··· RECORDS FOR THIS TASK
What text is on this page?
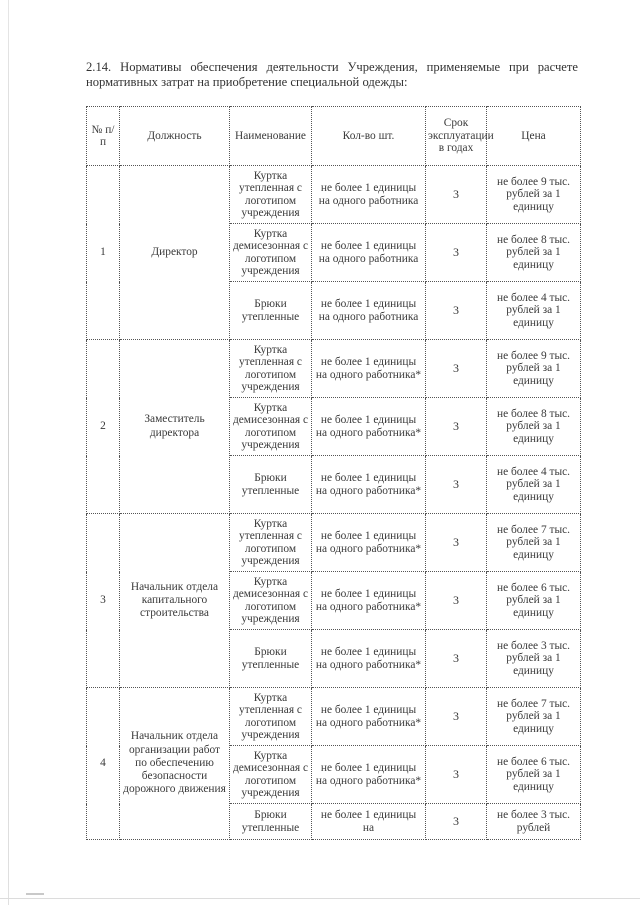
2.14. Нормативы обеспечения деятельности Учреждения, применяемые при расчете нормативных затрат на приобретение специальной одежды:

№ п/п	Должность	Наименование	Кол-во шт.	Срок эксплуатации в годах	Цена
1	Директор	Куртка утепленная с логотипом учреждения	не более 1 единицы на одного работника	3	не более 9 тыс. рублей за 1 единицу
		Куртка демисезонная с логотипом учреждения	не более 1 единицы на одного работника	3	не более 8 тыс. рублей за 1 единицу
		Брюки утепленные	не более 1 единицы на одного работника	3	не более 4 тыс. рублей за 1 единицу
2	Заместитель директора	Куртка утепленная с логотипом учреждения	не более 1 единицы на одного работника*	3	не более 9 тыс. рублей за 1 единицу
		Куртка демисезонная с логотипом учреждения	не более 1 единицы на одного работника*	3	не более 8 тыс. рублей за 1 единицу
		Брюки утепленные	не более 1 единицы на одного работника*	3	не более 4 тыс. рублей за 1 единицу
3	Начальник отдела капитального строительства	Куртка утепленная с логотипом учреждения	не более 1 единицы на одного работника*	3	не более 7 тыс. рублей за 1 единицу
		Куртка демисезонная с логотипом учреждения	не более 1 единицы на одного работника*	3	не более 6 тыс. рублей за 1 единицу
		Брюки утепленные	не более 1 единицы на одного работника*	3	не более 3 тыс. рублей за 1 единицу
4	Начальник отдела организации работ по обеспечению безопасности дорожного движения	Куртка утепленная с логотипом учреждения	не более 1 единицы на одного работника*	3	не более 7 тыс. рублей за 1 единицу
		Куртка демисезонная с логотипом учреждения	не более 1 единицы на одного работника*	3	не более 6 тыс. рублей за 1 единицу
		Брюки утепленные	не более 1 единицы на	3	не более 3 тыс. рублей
······
TASK DESCRIPTION
Copy each line exactly, and leave the pictures out of your copy.

WRITTEN SOLUTION
What text is on this page?
2.14. Нормативы обеспечения деятельности Учреждения, применяемые при расчете нормативных затрат на приобретение специальной одежды:

№ п/п	Должность	Наименование	Кол-во шт.	Срок эксплуатации в годах	Цена
1	Директор	Куртка утепленная с логотипом учреждения	не более 1 единицы на одного работника	3	не более 9 тыс. рублей за 1 единицу
		Куртка демисезонная с логотипом учреждения	не более 1 единицы на одного работника	3	не более 8 тыс. рублей за 1 единицу
		Брюки утепленные	не более 1 единицы на одного работника	3	не более 4 тыс. рублей за 1 единицу
2	Заместитель директора	Куртка утепленная с логотипом учреждения	не более 1 единицы на одного работника*	3	не более 9 тыс. рублей за 1 единицу
		Куртка демисезонная с логотипом учреждения	не более 1 единицы на одного работника*	3	не более 8 тыс. рублей за 1 единицу
		Брюки утепленные	не более 1 единицы на одного работника*	3	не более 4 тыс. рублей за 1 единицу
3	Начальник отдела капитального строительства	Куртка утепленная с логотипом учреждения	не более 1 единицы на одного работника*	3	не более 7 тыс. рублей за 1 единицу
		Куртка демисезонная с логотипом учреждения	не более 1 единицы на одного работника*	3	не более 6 тыс. рублей за 1 единицу
		Брюки утепленные	не более 1 единицы на одного работника*	3	не более 3 тыс. рублей за 1 единицу
4	Начальник отдела организации работ по обеспечению безопасности дорожного движения	Куртка утепленная с логотипом учреждения	не более 1 единицы на одного работника*	3	не более 7 тыс. рублей за 1 единицу
		Куртка демисезонная с логотипом учреждения	не более 1 единицы на одного работника*	3	не более 6 тыс. рублей за 1 единицу
		Брюки утепленные	не более 1 единицы на	3	не более 3 тыс. рублей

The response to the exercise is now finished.